─── PROVIDED PASSAGE

The Wedge Guy: Practicing putting



I thought today I would depart from the typical short game focus and turn my attention to putting. Many of you might not know that I began my golf career working with the marketing for Ray Cook and Otey Crisman putter companies. I became immersed in putter form and function and actually began designing my own putters in the mid-80s. I was blessed to spend a lot of time working with tour players during that period and learned a lot about the craft of making more putts.

I’ve always been a “range rat” – I just love hitting balls and learning more and more about my swing. As a result, I’ve always been a pretty solid ball-striker. My driving and iron play have been my strengths my entire golf life. It probably goes back to the advice my father gave me when I was very young. “There’s nothing wrong with your game that another 5,000 practice balls won’t fix,” he would repeatedly tell me. And I took that to heart and pounded balls by the hundreds daily it seems.

But I’ve never applied that same philosophy to my putting. Duh. I’ve had a lifelong struggle with the yips, and have had plenty of advice on how to beat them, mostly unsolicited. But some years ago, two things I have learned in my life seemed to come together to give me a new perspective.

First, I had the opportunity to listen to a full day presentation by Dr. Rick Jensen, renowned sports psychologist. Part of his topic was on the subject of “you’re not good enough to choke.” What he meant was that most are too quick to apply the “choke” label, when what really happened is that the golfer didn’t have his or her skills polished to an adequate level. It was a very interesting angle on the subject. I highly recommend his books.

The other piece of the puzzle came in a small book that I received as a gift. In “How To Make Every Putt,” Dr. Joseph Parent advocates practicing your putting like you do everything else. Work on your fundamentals, where a hole is not even in the picture. Approach learning how to make solid, sound putting strokes like you do making solid, sound full swings.

──────
─── ROWS

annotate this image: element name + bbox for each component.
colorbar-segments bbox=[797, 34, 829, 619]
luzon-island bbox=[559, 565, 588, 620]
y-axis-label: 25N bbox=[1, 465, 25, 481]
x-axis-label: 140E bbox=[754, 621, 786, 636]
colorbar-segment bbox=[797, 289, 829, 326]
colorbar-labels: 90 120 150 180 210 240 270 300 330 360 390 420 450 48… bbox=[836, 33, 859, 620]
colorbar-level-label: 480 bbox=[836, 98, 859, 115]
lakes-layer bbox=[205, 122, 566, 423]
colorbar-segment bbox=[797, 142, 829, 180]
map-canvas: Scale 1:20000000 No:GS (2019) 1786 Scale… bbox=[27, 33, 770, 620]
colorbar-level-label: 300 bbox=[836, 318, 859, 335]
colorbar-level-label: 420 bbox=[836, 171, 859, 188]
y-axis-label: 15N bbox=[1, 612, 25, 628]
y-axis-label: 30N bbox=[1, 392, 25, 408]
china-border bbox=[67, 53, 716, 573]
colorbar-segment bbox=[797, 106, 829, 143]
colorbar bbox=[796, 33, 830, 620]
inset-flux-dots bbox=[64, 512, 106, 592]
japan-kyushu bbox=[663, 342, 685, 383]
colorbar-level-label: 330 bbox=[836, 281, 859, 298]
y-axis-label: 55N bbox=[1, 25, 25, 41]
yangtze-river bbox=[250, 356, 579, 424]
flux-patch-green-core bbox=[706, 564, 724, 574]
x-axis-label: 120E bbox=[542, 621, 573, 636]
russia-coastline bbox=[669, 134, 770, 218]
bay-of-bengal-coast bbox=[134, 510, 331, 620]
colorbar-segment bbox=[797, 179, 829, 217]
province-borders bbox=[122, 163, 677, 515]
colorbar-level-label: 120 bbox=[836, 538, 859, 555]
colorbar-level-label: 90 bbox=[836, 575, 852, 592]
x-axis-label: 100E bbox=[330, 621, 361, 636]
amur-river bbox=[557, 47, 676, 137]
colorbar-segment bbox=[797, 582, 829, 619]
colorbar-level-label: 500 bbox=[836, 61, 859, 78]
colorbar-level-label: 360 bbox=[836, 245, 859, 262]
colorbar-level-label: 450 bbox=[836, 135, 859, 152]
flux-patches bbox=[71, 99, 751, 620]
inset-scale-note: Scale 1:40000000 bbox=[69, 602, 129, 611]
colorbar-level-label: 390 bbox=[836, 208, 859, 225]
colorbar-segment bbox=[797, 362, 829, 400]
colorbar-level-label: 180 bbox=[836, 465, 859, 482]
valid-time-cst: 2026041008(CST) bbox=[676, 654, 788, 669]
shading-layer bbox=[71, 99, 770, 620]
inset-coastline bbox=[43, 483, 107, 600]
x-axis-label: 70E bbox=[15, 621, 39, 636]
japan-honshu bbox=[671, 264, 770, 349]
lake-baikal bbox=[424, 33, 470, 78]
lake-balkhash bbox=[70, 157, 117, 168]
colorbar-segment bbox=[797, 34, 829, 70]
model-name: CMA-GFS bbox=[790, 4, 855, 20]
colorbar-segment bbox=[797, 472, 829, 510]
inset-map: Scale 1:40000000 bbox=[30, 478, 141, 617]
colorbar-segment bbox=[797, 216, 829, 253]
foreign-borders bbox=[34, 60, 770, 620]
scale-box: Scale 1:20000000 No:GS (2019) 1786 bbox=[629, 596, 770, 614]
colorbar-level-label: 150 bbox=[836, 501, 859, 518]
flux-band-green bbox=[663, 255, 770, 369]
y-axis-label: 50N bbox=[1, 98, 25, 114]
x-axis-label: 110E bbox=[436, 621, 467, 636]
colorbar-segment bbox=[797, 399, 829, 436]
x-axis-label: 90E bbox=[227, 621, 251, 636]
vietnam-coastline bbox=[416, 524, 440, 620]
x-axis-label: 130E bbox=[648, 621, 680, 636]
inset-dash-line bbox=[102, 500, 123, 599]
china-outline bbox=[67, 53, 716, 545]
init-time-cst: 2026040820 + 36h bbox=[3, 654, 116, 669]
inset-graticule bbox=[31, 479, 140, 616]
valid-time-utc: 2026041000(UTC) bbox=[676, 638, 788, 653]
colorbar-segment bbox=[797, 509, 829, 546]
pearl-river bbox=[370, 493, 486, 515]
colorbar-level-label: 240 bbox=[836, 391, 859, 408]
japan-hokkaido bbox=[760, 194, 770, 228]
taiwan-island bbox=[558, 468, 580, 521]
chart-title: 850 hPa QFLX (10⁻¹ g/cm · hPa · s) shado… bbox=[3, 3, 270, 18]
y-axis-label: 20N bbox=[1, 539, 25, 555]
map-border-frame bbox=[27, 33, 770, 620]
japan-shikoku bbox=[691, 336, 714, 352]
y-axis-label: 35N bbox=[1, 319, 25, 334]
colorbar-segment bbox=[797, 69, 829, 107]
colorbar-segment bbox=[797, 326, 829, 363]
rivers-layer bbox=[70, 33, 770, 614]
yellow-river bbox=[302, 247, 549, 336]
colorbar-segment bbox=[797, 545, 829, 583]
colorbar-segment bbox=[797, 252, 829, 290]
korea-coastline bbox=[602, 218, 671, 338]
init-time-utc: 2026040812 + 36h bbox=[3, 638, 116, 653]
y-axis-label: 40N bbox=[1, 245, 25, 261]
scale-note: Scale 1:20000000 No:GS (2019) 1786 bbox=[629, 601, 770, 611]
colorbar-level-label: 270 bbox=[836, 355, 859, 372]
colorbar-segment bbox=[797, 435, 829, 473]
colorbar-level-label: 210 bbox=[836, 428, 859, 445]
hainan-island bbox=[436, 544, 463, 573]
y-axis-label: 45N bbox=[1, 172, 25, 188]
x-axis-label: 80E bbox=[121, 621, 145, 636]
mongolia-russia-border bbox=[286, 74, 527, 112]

──────

=== OBJECTIVE ===
Continue the Wedge Guy column on practicing putting with the next part, starting after its final sentence.

=== WRITTEN ANSWER ===
So, putting these two together, I took my 100-ball bucket to the practice green Tuesday afternoon and hit about 500 putts. Various distances, no target…just making good solid strokes, evaluating and correcting, until I felt my routine and technique were gelling to something I could count on. It was as much fun as going to the range, to be honest. A concentrated practice session that was totally focused on the process, not the outcome.

The next day, before a tournament practice round, I took that same drill to the practice green. I put down six balls and putted them different distances, but never to one of the holes on the green. Just practicing my technique and routine, rhythm, and tempo. Then I finished my putting warm-up by making about 15-20 putts of not more than 2 feet. I wanted fresh feedback of the ball going into the hole.

The result was one of my better putting rounds in recent history.

If you are struggling with your putting, try taking the hole out of the equation and just working on your fundamentals of posture and stroke, until you are hitting one solid putt after another. You might find it very successful.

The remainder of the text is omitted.